Task to carry out. Leaving out every picture, quote the data below exactly as it appears.

Materials provided.
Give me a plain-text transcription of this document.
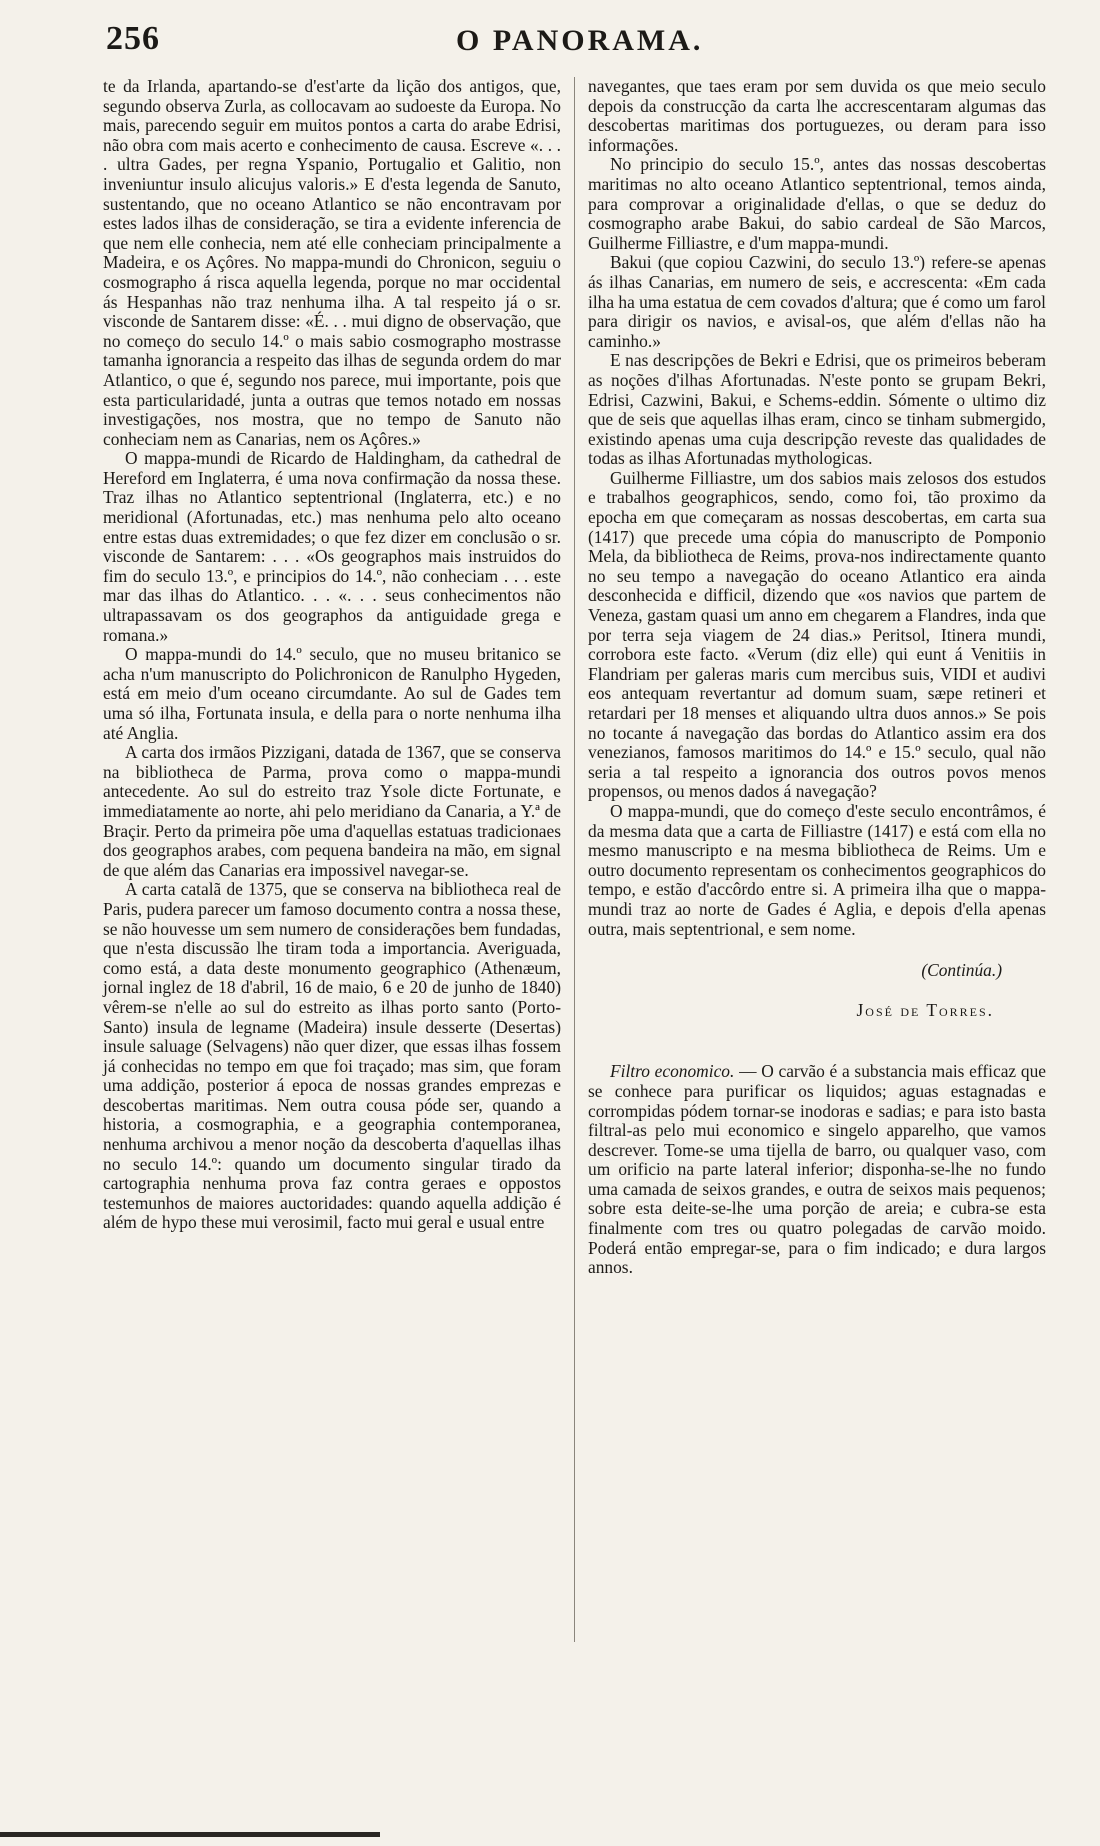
256	O PANORAMA.

te da Irlanda, apartando-se d'est'arte da lição dos antigos, que, segundo observa Zurla, as collocavam ao sudoeste da Europa. No mais, parecendo seguir em muitos pontos a carta do arabe Edrisi, não obra com mais acerto e conhecimento de causa. Escreve «. . . . ultra Gades, per regna Yspanio, Portugalio et Galitio, non inveniuntur insulo alicujus valoris.» E d'esta legenda de Sanuto, sustentando, que no oceano Atlantico se não encontravam por estes lados ilhas de consideração, se tira a evidente inferencia de que nem elle conhecia, nem até elle conheciam principalmente a Madeira, e os Açôres. No mappa-mundi do Chronicon, seguiu o cosmographo á risca aquella legenda, porque no mar occidental ás Hespanhas não traz nenhuma ilha. A tal respeito já o sr. visconde de Santarem disse: «É. . . mui digno de observação, que no começo do seculo 14.º o mais sabio cosmographo mostrasse tamanha ignorancia a respeito das ilhas de segunda ordem do mar Atlantico, o que é, segundo nos parece, mui importante, pois que esta particularidadé, junta a outras que temos notado em nossas investigações, nos mostra, que no tempo de Sanuto não conheciam nem as Canarias, nem os Açôres.»

O mappa-mundi de Ricardo de Haldingham, da cathedral de Hereford em Inglaterra, é uma nova confirmação da nossa these. Traz ilhas no Atlantico septentrional (Inglaterra, etc.) e no meridional (Afortunadas, etc.) mas nenhuma pelo alto oceano entre estas duas extremidades; o que fez dizer em conclusão o sr. visconde de Santarem: . . . «Os geographos mais instruidos do fim do seculo 13.º, e principios do 14.º, não conheciam . . . este mar das ilhas do Atlantico. . . «. . . seus conhecimentos não ultrapassavam os dos geographos da antiguidade grega e romana.»

O mappa-mundi do 14.º seculo, que no museu britanico se acha n'um manuscripto do Polichronicon de Ranulpho Hygeden, está em meio d'um oceano circumdante. Ao sul de Gades tem uma só ilha, Fortunata insula, e della para o norte nenhuma ilha até Anglia.

A carta dos irmãos Pizzigani, datada de 1367, que se conserva na bibliotheca de Parma, prova como o mappa-mundi antecedente. Ao sul do estreito traz Ysole dicte Fortunate, e immediatamente ao norte, ahi pelo meridiano da Canaria, a Y.ª de Braçir. Perto da primeira põe uma d'aquellas estatuas tradicionaes dos geographos arabes, com pequena bandeira na mão, em signal de que além das Canarias era impossivel navegar-se.

A carta catalã de 1375, que se conserva na bibliotheca real de Paris, pudera parecer um famoso documento contra a nossa these, se não houvesse um sem numero de considerações bem fundadas, que n'esta discussão lhe tiram toda a importancia. Averiguada, como está, a data deste monumento geographico (Athenæum, jornal inglez de 18 d'abril, 16 de maio, 6 e 20 de junho de 1840) vêrem-se n'elle ao sul do estreito as ilhas porto santo (Porto-Santo) insula de legname (Madeira) insule desserte (Desertas) insule saluage (Selvagens) não quer dizer, que essas ilhas fossem já conhecidas no tempo em que foi traçado; mas sim, que foram uma addição, posterior á epoca de nossas grandes emprezas e descobertas maritimas. Nem outra cousa póde ser, quando a historia, a cosmographia, e a geographia contemporanea, nenhuma archivou a menor noção da descoberta d'aquellas ilhas no seculo 14.º: quando um documento singular tirado da cartographia nenhuma prova faz contra geraes e oppostos testemunhos de maiores auctoridades: quando aquella addição é além de hypo these mui verosimil, facto mui geral e usual entre

navegantes, que taes eram por sem duvida os que meio seculo depois da construcção da carta lhe accrescentaram algumas das descobertas maritimas dos portuguezes, ou deram para isso informações.

No principio do seculo 15.º, antes das nossas descobertas maritimas no alto oceano Atlantico septentrional, temos ainda, para comprovar a originalidade d'ellas, o que se deduz do cosmographo arabe Bakui, do sabio cardeal de São Marcos, Guilherme Filliastre, e d'um mappa-mundi.

Bakui (que copiou Cazwini, do seculo 13.º) refere-se apenas ás ilhas Canarias, em numero de seis, e accrescenta: «Em cada ilha ha uma estatua de cem covados d'altura; que é como um farol para dirigir os navios, e avisal-os, que além d'ellas não ha caminho.»

E nas descripções de Bekri e Edrisi, que os primeiros beberam as noções d'ilhas Afortunadas. N'este ponto se grupam Bekri, Edrisi, Cazwini, Bakui, e Schems-eddin. Sómente o ultimo diz que de seis que aquellas ilhas eram, cinco se tinham submergido, existindo apenas uma cuja descripção reveste das qualidades de todas as ilhas Afortunadas mythologicas.

Guilherme Filliastre, um dos sabios mais zelosos dos estudos e trabalhos geographicos, sendo, como foi, tão proximo da epocha em que começaram as nossas descobertas, em carta sua (1417) que precede uma cópia do manuscripto de Pomponio Mela, da bibliotheca de Reims, prova-nos indirectamente quanto no seu tempo a navegação do oceano Atlantico era ainda desconhecida e difficil, dizendo que «os navios que partem de Veneza, gastam quasi um anno em chegarem a Flandres, inda que por terra seja viagem de 24 dias.» Peritsol, Itinera mundi, corrobora este facto. «Verum (diz elle) qui eunt á Venitiis in Flandriam per galeras maris cum mercibus suis, VIDI et audivi eos antequam revertantur ad domum suam, sæpe retineri et retardari per 18 menses et aliquando ultra duos annos.» Se pois no tocante á navegação das bordas do Atlantico assim era dos venezianos, famosos maritimos do 14.º e 15.º seculo, qual não seria a tal respeito a ignorancia dos outros povos menos propensos, ou menos dados á navegação?

O mappa-mundi, que do começo d'este seculo encontrâmos, é da mesma data que a carta de Filliastre (1417) e está com ella no mesmo manuscripto e na mesma bibliotheca de Reims. Um e outro documento representam os conhecimentos geographicos do tempo, e estão d'accôrdo entre si. A primeira ilha que o mappa-mundi traz ao norte de Gades é Aglia, e depois d'ella apenas outra, mais septentrional, e sem nome.

(Continúa.)

José de Torres.

Filtro economico. — O carvão é a substancia mais efficaz que se conhece para purificar os liquidos; aguas estagnadas e corrompidas pódem tornar-se inodoras e sadias; e para isto basta filtral-as pelo mui economico e singelo apparelho, que vamos descrever. Tome-se uma tijella de barro, ou qualquer vaso, com um orificio na parte lateral inferior; disponha-se-lhe no fundo uma camada de seixos grandes, e outra de seixos mais pequenos; sobre esta deite-se-lhe uma porção de areia; e cubra-se esta finalmente com tres ou quatro polegadas de carvão moido. Poderá então empregar-se, para o fim indicado; e dura largos annos.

The response.
Give me a plain-text transcription of this document.
256	O PANORAMA.

te da Irlanda, apartando-se d'est'arte da lição dos antigos, que, segundo observa Zurla, as collocavam ao sudoeste da Europa. No mais, parecendo seguir em muitos pontos a carta do arabe Edrisi, não obra com mais acerto e conhecimento de causa. Escreve «. . . . ultra Gades, per regna Yspanio, Portugalio et Galitio, non inveniuntur insulo alicujus valoris.» E d'esta legenda de Sanuto, sustentando, que no oceano Atlantico se não encontravam por estes lados ilhas de consideração, se tira a evidente inferencia de que nem elle conhecia, nem até elle conheciam principalmente a Madeira, e os Açôres. No mappa-mundi do Chronicon, seguiu o cosmographo á risca aquella legenda, porque no mar occidental ás Hespanhas não traz nenhuma ilha. A tal respeito já o sr. visconde de Santarem disse: «É. . . mui digno de observação, que no começo do seculo 14.º o mais sabio cosmographo mostrasse tamanha ignorancia a respeito das ilhas de segunda ordem do mar Atlantico, o que é, segundo nos parece, mui importante, pois que esta particularidadé, junta a outras que temos notado em nossas investigações, nos mostra, que no tempo de Sanuto não conheciam nem as Canarias, nem os Açôres.»

O mappa-mundi de Ricardo de Haldingham, da cathedral de Hereford em Inglaterra, é uma nova confirmação da nossa these. Traz ilhas no Atlantico septentrional (Inglaterra, etc.) e no meridional (Afortunadas, etc.) mas nenhuma pelo alto oceano entre estas duas extremidades; o que fez dizer em conclusão o sr. visconde de Santarem: . . . «Os geographos mais instruidos do fim do seculo 13.º, e principios do 14.º, não conheciam . . . este mar das ilhas do Atlantico. . . «. . . seus conhecimentos não ultrapassavam os dos geographos da antiguidade grega e romana.»

O mappa-mundi do 14.º seculo, que no museu britanico se acha n'um manuscripto do Polichronicon de Ranulpho Hygeden, está em meio d'um oceano circumdante. Ao sul de Gades tem uma só ilha, Fortunata insula, e della para o norte nenhuma ilha até Anglia.

A carta dos irmãos Pizzigani, datada de 1367, que se conserva na bibliotheca de Parma, prova como o mappa-mundi antecedente. Ao sul do estreito traz Ysole dicte Fortunate, e immediatamente ao norte, ahi pelo meridiano da Canaria, a Y.ª de Braçir. Perto da primeira põe uma d'aquellas estatuas tradicionaes dos geographos arabes, com pequena bandeira na mão, em signal de que além das Canarias era impossivel navegar-se.

A carta catalã de 1375, que se conserva na bibliotheca real de Paris, pudera parecer um famoso documento contra a nossa these, se não houvesse um sem numero de considerações bem fundadas, que n'esta discussão lhe tiram toda a importancia. Averiguada, como está, a data deste monumento geographico (Athenæum, jornal inglez de 18 d'abril, 16 de maio, 6 e 20 de junho de 1840) vêrem-se n'elle ao sul do estreito as ilhas porto santo (Porto-Santo) insula de legname (Madeira) insule desserte (Desertas) insule saluage (Selvagens) não quer dizer, que essas ilhas fossem já conhecidas no tempo em que foi traçado; mas sim, que foram uma addição, posterior á epoca de nossas grandes emprezas e descobertas maritimas. Nem outra cousa póde ser, quando a historia, a cosmographia, e a geographia contemporanea, nenhuma archivou a menor noção da descoberta d'aquellas ilhas no seculo 14.º: quando um documento singular tirado da cartographia nenhuma prova faz contra geraes e oppostos testemunhos de maiores auctoridades: quando aquella addição é além de hypo these mui verosimil, facto mui geral e usual entre

navegantes, que taes eram por sem duvida os que meio seculo depois da construcção da carta lhe accrescentaram algumas das descobertas maritimas dos portuguezes, ou deram para isso informações.

No principio do seculo 15.º, antes das nossas descobertas maritimas no alto oceano Atlantico septentrional, temos ainda, para comprovar a originalidade d'ellas, o que se deduz do cosmographo arabe Bakui, do sabio cardeal de São Marcos, Guilherme Filliastre, e d'um mappa-mundi.

Bakui (que copiou Cazwini, do seculo 13.º) refere-se apenas ás ilhas Canarias, em numero de seis, e accrescenta: «Em cada ilha ha uma estatua de cem covados d'altura; que é como um farol para dirigir os navios, e avisal-os, que além d'ellas não ha caminho.»

E nas descripções de Bekri e Edrisi, que os primeiros beberam as noções d'ilhas Afortunadas. N'este ponto se grupam Bekri, Edrisi, Cazwini, Bakui, e Schems-eddin. Sómente o ultimo diz que de seis que aquellas ilhas eram, cinco se tinham submergido, existindo apenas uma cuja descripção reveste das qualidades de todas as ilhas Afortunadas mythologicas.

Guilherme Filliastre, um dos sabios mais zelosos dos estudos e trabalhos geographicos, sendo, como foi, tão proximo da epocha em que começaram as nossas descobertas, em carta sua (1417) que precede uma cópia do manuscripto de Pomponio Mela, da bibliotheca de Reims, prova-nos indirectamente quanto no seu tempo a navegação do oceano Atlantico era ainda desconhecida e difficil, dizendo que «os navios que partem de Veneza, gastam quasi um anno em chegarem a Flandres, inda que por terra seja viagem de 24 dias.» Peritsol, Itinera mundi, corrobora este facto. «Verum (diz elle) qui eunt á Venitiis in Flandriam per galeras maris cum mercibus suis, VIDI et audivi eos antequam revertantur ad domum suam, sæpe retineri et retardari per 18 menses et aliquando ultra duos annos.» Se pois no tocante á navegação das bordas do Atlantico assim era dos venezianos, famosos maritimos do 14.º e 15.º seculo, qual não seria a tal respeito a ignorancia dos outros povos menos propensos, ou menos dados á navegação?

O mappa-mundi, que do começo d'este seculo encontrâmos, é da mesma data que a carta de Filliastre (1417) e está com ella no mesmo manuscripto e na mesma bibliotheca de Reims. Um e outro documento representam os conhecimentos geographicos do tempo, e estão d'accôrdo entre si. A primeira ilha que o mappa-mundi traz ao norte de Gades é Aglia, e depois d'ella apenas outra, mais septentrional, e sem nome.

(Continúa.)

José de Torres.

Filtro economico. — O carvão é a substancia mais efficaz que se conhece para purificar os liquidos; aguas estagnadas e corrompidas pódem tornar-se inodoras e sadias; e para isto basta filtral-as pelo mui economico e singelo apparelho, que vamos descrever. Tome-se uma tijella de barro, ou qualquer vaso, com um orificio na parte lateral inferior; disponha-se-lhe no fundo uma camada de seixos grandes, e outra de seixos mais pequenos; sobre esta deite-se-lhe uma porção de areia; e cubra-se esta finalmente com tres ou quatro polegadas de carvão moido. Poderá então empregar-se, para o fim indicado; e dura largos annos.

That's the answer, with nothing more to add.